MATERIAL SHOWN:
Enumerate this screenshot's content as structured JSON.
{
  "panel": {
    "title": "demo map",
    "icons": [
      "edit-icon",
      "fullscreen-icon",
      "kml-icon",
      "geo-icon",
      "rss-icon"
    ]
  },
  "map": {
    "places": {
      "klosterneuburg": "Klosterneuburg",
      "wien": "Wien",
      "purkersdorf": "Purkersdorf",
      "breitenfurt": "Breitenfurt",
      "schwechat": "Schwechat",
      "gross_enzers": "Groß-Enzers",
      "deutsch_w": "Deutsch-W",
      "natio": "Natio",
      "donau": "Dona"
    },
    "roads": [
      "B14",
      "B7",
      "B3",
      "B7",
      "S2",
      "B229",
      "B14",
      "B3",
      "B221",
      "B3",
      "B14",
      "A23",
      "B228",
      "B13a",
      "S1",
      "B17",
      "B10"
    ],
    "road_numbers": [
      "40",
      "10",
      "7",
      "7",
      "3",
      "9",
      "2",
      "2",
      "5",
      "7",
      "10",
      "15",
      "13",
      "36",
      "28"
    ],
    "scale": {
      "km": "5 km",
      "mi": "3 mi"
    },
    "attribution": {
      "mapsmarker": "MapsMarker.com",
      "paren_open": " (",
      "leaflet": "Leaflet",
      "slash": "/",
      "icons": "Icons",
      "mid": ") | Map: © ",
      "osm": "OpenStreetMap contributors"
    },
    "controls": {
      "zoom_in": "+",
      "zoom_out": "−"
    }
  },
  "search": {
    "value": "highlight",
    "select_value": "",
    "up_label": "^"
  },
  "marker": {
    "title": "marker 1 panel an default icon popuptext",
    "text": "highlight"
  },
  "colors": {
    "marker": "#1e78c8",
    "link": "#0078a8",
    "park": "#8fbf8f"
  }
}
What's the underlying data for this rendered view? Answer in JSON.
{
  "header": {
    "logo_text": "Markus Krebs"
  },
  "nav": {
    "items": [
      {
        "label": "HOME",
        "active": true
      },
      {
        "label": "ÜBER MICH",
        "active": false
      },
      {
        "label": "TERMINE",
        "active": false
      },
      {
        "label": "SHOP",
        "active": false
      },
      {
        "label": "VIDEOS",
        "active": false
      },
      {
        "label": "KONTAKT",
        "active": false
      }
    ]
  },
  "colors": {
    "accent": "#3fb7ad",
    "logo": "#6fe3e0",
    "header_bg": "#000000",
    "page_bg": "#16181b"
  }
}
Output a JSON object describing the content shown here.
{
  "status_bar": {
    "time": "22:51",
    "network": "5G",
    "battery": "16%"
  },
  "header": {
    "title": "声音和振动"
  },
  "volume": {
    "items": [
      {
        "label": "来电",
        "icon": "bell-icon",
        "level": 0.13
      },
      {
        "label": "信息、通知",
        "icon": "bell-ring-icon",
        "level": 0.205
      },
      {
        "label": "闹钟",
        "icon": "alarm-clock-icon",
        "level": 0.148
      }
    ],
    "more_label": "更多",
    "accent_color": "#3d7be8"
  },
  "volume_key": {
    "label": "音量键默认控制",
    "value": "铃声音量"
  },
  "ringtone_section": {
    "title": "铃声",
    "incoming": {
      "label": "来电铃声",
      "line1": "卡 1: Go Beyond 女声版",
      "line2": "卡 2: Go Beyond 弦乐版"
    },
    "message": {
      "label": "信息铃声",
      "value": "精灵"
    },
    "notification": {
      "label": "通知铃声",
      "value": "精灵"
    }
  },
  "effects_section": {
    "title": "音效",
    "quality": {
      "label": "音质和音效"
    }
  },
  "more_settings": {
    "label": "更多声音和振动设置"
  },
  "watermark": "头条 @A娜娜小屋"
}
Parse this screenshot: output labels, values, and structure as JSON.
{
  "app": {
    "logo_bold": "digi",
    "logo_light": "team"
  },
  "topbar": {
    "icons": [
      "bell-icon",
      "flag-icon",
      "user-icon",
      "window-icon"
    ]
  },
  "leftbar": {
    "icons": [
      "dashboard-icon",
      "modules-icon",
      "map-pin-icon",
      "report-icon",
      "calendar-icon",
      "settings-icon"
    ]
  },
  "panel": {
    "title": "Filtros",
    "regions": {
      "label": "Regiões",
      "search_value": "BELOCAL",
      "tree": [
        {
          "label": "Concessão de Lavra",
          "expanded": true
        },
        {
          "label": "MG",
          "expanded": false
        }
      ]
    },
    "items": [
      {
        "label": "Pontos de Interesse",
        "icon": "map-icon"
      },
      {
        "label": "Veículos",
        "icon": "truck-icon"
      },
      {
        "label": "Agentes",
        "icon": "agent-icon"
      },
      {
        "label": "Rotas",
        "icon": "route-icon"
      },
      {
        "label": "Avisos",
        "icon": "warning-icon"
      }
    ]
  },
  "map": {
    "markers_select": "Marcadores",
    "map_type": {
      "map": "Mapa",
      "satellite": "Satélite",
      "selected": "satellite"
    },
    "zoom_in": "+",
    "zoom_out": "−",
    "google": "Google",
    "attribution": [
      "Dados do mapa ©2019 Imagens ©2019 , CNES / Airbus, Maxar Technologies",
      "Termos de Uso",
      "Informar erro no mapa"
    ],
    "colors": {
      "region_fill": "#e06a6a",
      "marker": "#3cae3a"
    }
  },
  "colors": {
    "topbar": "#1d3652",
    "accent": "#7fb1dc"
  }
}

GIVEN EXERCISE: Gather each line from the listing above that holds "Beyond".

FINAL ANSWER:
      "line1": "卡 1: Go Beyond 女声版",
      "line2": "卡 2: Go Beyond 弦乐版"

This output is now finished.